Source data
[START]
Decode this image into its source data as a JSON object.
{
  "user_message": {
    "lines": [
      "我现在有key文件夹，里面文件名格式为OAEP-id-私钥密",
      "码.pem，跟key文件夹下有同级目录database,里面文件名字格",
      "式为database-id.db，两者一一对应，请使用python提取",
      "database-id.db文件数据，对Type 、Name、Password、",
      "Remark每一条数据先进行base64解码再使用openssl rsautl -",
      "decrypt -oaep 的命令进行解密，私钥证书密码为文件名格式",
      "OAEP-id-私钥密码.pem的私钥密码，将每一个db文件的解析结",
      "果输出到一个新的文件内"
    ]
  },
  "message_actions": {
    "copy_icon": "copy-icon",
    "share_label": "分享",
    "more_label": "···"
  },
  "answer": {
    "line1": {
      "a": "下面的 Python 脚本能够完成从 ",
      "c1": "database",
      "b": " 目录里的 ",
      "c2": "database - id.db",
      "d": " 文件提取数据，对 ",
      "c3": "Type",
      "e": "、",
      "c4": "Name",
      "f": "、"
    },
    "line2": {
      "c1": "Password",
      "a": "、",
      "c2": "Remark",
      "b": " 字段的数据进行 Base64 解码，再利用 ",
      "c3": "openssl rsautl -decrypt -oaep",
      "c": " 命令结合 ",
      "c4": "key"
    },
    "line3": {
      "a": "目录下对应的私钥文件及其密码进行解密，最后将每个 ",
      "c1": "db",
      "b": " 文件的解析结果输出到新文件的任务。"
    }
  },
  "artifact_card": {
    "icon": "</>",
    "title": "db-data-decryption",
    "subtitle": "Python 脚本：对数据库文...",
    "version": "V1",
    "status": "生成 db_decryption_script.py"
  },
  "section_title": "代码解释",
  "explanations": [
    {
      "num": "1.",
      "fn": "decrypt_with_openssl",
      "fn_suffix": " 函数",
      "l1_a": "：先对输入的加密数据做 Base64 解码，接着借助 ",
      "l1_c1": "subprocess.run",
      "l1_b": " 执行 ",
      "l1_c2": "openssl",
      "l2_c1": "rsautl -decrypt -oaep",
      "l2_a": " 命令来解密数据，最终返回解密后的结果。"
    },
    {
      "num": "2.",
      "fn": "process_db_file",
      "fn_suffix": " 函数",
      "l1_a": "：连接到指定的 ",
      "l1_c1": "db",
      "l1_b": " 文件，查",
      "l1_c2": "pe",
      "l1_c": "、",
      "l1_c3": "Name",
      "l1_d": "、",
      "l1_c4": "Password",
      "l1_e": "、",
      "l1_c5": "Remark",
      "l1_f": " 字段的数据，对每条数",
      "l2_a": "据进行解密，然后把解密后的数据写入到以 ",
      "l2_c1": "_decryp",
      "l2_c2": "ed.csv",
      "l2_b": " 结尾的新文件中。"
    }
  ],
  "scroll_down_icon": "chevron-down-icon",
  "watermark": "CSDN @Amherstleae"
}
[END]
What the exercise asks >>
Reproduce every line from the entries that holds the word "Password".

Correct response >>
      "database-id.db文件数据，对Type 、Name、Password、",
      "c1": "Password",
      "l1_c4": "Password",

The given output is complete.